§ SOURCE PASSAGE:
# Kerbed a titanium matt 19"



## jonstatt (Mar 30, 2017)

I was tired and stressed from work and failed to see a sticking out part of the kerb and quite badly scraped my 4 month old TTS with titanium matt 19" wheels. The rim is textured silver against the matt titanium spoke sides. I took the car to two places and they say its impossible to do anything with that wheel. They could redo the silver bits but it would lose the textured finish (ribbed effect).

How much am I looking at for a new wheel? I hate to think...


----------



## Reasty (Feb 6, 2015)

Have a look on eBay for a genuine spare, it will surely be miles cheaper than buying a new one from Audi, i went in to see how much a spare would be for mine, I have the black edition 20" 5V spokes in titanium matt with diamond cut faces and was quoted £1200 for one rim without the tyre.


----------



## Hoggy (May 8, 2002)

Hi Jon, Any pics of the damage ?. Gutting & frustrating I know but of course it could happen again to a new wheel, do you then buy another ?
Hoggy.


----------



## Pat27 (Nov 24, 2016)

Try Prestige Alloys in Milton Keynes , They used to do work for Audi ( might still do !) Im not saying they can definitely do it , but I used their courier service to re-curb some 20"" wheels and they did a fantastic job.


----------



## F1SpaceMonkey (Nov 21, 2015)

§ TO-DO LIST:
a: Copy every row from the line containing "dropdown-arrow-icon bbox=[501, 120, 510, 126]" down through the line containing "tab[interactable]: XForm Out", including both of those lines.
b: Continue the forum thread about the kerbed titanium matt wheel from where it stops.

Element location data
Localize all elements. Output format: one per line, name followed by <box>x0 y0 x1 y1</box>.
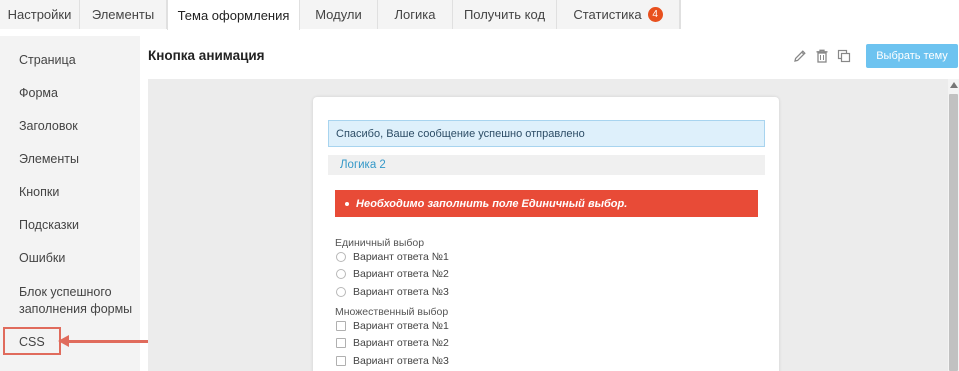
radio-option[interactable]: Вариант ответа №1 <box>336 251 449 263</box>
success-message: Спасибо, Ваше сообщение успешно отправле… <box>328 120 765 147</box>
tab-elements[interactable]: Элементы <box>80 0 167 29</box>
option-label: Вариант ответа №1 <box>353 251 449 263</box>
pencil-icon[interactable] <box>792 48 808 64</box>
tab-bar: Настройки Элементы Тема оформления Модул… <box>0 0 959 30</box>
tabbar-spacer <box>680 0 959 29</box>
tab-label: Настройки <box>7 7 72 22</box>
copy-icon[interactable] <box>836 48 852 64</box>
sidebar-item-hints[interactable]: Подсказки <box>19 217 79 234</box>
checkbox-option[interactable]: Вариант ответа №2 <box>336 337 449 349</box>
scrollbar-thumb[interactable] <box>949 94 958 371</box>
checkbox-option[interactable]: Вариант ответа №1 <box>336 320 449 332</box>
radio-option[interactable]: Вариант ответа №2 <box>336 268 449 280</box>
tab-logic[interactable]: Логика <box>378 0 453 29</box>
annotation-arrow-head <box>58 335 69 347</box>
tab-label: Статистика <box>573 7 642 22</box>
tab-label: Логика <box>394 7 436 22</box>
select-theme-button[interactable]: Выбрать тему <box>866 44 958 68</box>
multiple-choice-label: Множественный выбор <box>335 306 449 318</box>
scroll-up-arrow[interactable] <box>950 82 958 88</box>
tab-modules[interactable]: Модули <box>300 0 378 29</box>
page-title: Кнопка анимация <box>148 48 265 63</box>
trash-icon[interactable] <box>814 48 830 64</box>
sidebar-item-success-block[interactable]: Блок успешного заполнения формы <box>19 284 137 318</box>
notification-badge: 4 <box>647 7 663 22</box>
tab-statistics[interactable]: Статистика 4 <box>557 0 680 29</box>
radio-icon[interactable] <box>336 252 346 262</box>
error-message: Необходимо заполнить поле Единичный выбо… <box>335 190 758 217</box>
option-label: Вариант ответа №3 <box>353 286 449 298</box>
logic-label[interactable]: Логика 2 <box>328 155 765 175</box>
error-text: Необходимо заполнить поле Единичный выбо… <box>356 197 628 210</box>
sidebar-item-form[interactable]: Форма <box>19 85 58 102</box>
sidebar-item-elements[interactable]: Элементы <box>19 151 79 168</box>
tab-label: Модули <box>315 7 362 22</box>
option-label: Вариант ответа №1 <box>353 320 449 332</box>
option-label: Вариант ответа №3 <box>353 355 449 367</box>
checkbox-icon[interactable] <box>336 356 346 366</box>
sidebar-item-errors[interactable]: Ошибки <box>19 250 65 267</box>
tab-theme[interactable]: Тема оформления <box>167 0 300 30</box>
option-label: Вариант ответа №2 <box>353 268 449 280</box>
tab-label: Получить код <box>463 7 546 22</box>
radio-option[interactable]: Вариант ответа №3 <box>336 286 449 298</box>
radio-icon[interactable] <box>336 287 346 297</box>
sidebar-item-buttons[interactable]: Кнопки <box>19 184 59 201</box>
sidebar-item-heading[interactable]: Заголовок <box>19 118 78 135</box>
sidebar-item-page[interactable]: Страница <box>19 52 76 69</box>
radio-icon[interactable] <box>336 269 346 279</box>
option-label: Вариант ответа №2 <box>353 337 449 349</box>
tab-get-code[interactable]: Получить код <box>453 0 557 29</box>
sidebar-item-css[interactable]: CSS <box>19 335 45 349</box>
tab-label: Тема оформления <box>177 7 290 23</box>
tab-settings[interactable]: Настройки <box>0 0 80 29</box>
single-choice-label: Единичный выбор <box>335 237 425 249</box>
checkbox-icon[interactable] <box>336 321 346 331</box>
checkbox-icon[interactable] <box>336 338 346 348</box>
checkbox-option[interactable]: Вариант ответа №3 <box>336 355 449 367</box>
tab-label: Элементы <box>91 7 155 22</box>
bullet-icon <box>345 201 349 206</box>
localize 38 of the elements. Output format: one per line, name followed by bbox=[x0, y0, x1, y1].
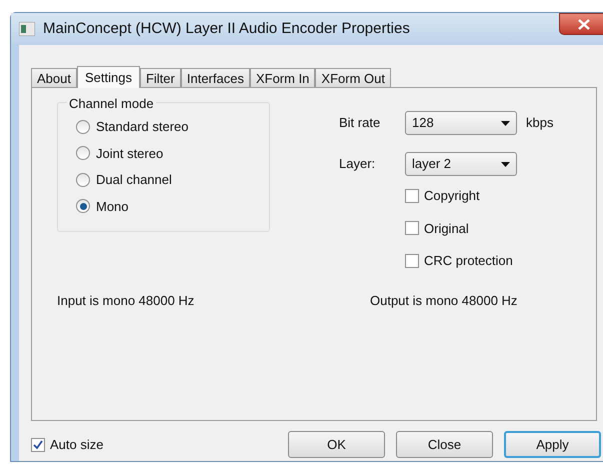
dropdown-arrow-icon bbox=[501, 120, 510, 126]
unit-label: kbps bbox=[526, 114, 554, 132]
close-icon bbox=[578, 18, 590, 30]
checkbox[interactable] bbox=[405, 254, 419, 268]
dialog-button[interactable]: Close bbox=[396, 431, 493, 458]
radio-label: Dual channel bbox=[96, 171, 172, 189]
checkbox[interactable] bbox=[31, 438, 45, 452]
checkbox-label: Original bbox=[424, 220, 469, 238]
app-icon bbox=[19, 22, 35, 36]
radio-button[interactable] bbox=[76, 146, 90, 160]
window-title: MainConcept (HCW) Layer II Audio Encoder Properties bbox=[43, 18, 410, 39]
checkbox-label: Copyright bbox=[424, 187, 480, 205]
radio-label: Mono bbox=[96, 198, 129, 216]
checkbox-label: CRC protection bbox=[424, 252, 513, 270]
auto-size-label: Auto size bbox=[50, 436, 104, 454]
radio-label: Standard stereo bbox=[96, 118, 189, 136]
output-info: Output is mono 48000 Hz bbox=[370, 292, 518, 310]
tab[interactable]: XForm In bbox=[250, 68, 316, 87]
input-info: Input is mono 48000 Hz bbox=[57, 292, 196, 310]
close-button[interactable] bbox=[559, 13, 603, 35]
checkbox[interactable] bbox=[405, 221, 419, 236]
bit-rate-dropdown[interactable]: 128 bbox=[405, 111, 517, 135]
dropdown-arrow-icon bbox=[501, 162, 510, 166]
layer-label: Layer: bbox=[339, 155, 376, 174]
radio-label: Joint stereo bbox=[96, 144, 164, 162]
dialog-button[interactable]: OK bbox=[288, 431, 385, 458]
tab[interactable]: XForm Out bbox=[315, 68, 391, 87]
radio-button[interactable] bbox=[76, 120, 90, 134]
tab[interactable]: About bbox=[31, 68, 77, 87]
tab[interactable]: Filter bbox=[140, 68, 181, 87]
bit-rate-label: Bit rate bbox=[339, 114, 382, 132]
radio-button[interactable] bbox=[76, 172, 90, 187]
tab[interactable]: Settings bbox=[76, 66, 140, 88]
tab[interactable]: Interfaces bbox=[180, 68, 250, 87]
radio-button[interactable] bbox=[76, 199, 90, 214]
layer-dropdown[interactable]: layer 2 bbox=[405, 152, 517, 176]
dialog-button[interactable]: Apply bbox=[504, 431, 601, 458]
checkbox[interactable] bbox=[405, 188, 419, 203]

§ RESPONSE LIST:
a:
dropdown-arrow-icon bbox=[501, 120, 510, 126]
unit-label: kbps bbox=[526, 114, 554, 132]
close-icon bbox=[578, 18, 590, 30]
checkbox[interactable] bbox=[405, 254, 419, 268]
dialog-button[interactable]: Close bbox=[396, 431, 493, 458]
radio-label: Dual channel bbox=[96, 171, 172, 189]
checkbox[interactable] bbox=[31, 438, 45, 452]
checkbox-label: Original bbox=[424, 220, 469, 238]
app-icon bbox=[19, 22, 35, 36]
radio-button[interactable] bbox=[76, 146, 90, 160]
window-title: MainConcept (HCW) Layer II Audio Encoder Properties bbox=[43, 18, 410, 39]
checkbox-label: Copyright bbox=[424, 187, 480, 205]
radio-label: Mono bbox=[96, 198, 129, 216]
checkbox-label: CRC protection bbox=[424, 252, 513, 270]
auto-size-label: Auto size bbox=[50, 436, 104, 454]
radio-label: Standard stereo bbox=[96, 118, 189, 136]
output-info: Output is mono 48000 Hz bbox=[370, 292, 518, 310]
tab[interactable]: XForm In bbox=[250, 68, 316, 87]
input-info: Input is mono 48000 Hz bbox=[57, 292, 196, 310]
close-button[interactable] bbox=[559, 13, 603, 35]
checkbox[interactable] bbox=[405, 221, 419, 236]
bit-rate-dropdown[interactable]: 128 bbox=[405, 111, 517, 135]
dropdown-arrow-icon bbox=[501, 162, 510, 166]
layer-label: Layer: bbox=[339, 155, 376, 174]
radio-label: Joint stereo bbox=[96, 144, 164, 162]
dialog-button[interactable]: OK bbox=[288, 431, 385, 458]
tab[interactable]: XForm Out bbox=[315, 68, 391, 87]

b:
jonstatt said:


> I was tired and stressed from work and failed to see a sticking out part of the kerb and quite badly scraped my 4 month old TTS with titanium matt 19" wheels. The rim is textured silver against the matt titanium spoke sides. I took the car to two places and they say its impossible to do anything with that wheel. They could redo the silver bits but it would lose the textured finish (ribbed effect).
> 
> How much am I looking at for a new wheel? I hate to think...


i believe i have the same wheels as you by the description. I kerbed mine and my local alloy wheel repair place sorted it no problem, i couldn't even tell where the fix was. Suggest you go to another place who has the right skill and knowledge.


----------



## jonstatt (Mar 30, 2017)

Here are the images. As you can see the damage is from 9 o'clock to about 1 o'clock almost entirely in the silver part which if you zoom in on the third pic is ribbed/grooved. The places I took the car to said they would lose the ribbed effect and it would become smooth. I live near St Albans in Hertfordshire BTW. Thanks for the help!! A new wheel from Audi BTW is 849 inc VAT.... can't find one online for some reason.


----------



## F1SpaceMonkey (Nov 21, 2015)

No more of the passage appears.